#### [OBJECTIVE]
Type out the material below exactly.

######

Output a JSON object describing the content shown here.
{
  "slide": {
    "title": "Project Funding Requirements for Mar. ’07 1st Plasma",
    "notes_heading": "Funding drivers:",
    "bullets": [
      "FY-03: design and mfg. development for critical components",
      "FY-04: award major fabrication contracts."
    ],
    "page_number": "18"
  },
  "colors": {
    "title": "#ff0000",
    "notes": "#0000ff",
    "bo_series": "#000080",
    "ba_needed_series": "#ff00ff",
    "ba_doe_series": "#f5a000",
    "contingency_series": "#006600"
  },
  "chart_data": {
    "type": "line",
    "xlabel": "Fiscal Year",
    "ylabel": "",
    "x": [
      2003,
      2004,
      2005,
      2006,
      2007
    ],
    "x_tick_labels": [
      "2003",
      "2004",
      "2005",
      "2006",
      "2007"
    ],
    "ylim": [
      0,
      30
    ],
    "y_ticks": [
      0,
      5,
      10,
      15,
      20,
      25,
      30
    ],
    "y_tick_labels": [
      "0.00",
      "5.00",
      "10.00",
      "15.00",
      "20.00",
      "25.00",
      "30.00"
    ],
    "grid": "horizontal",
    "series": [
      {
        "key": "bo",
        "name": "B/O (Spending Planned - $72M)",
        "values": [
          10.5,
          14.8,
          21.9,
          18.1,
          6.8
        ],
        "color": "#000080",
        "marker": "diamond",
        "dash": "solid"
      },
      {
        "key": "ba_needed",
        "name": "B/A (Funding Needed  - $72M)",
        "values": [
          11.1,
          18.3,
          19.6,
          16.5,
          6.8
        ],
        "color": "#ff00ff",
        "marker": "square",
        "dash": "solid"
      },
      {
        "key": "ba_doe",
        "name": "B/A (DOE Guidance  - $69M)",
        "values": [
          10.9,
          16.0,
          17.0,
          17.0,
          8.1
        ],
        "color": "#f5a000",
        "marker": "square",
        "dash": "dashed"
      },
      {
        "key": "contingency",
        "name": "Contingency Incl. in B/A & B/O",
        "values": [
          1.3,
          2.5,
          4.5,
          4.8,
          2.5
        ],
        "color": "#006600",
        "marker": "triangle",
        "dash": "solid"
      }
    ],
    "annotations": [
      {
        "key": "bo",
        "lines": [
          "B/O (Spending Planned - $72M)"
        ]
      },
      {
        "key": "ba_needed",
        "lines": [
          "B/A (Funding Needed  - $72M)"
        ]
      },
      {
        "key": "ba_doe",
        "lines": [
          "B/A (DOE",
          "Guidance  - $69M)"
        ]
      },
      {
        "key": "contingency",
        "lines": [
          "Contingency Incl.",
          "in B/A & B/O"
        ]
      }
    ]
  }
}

######

#### [RESULT]
Output a JSON object describing the content shown here.
{
  "slide": {
    "title": "Project Funding Requirements for Mar. ’07 1st Plasma",
    "notes_heading": "Funding drivers:",
    "bullets": [
      "FY-03: design and mfg. development for critical components",
      "FY-04: award major fabrication contracts."
    ],
    "page_number": "18"
  },
  "colors": {
    "title": "#ff0000",
    "notes": "#0000ff",
    "bo_series": "#000080",
    "ba_needed_series": "#ff00ff",
    "ba_doe_series": "#f5a000",
    "contingency_series": "#006600"
  },
  "chart_data": {
    "type": "line",
    "xlabel": "Fiscal Year",
    "ylabel": "",
    "x": [
      2003,
      2004,
      2005,
      2006,
      2007
    ],
    "x_tick_labels": [
      "2003",
      "2004",
      "2005",
      "2006",
      "2007"
    ],
    "ylim": [
      0,
      30
    ],
    "y_ticks": [
      0,
      5,
      10,
      15,
      20,
      25,
      30
    ],
    "y_tick_labels": [
      "0.00",
      "5.00",
      "10.00",
      "15.00",
      "20.00",
      "25.00",
      "30.00"
    ],
    "grid": "horizontal",
    "series": [
      {
        "key": "bo",
        "name": "B/O (Spending Planned - $72M)",
        "values": [
          10.5,
          14.8,
          21.9,
          18.1,
          6.8
        ],
        "color": "#000080",
        "marker": "diamond",
        "dash": "solid"
      },
      {
        "key": "ba_needed",
        "name": "B/A (Funding Needed  - $72M)",
        "values": [
          11.1,
          18.3,
          19.6,
          16.5,
          6.8
        ],
        "color": "#ff00ff",
        "marker": "square",
        "dash": "solid"
      },
      {
        "key": "ba_doe",
        "name": "B/A (DOE Guidance  - $69M)",
        "values": [
          10.9,
          16.0,
          17.0,
          17.0,
          8.1
        ],
        "color": "#f5a000",
        "marker": "square",
        "dash": "dashed"
      },
      {
        "key": "contingency",
        "name": "Contingency Incl. in B/A & B/O",
        "values": [
          1.3,
          2.5,
          4.5,
          4.8,
          2.5
        ],
        "color": "#006600",
        "marker": "triangle",
        "dash": "solid"
      }
    ],
    "annotations": [
      {
        "key": "bo",
        "lines": [
          "B/O (Spending Planned - $72M)"
        ]
      },
      {
        "key": "ba_needed",
        "lines": [
          "B/A (Funding Needed  - $72M)"
        ]
      },
      {
        "key": "ba_doe",
        "lines": [
          "B/A (DOE",
          "Guidance  - $69M)"
        ]
      },
      {
        "key": "contingency",
        "lines": [
          "Contingency Incl.",
          "in B/A & B/O"
        ]
      }
    ]
  }
}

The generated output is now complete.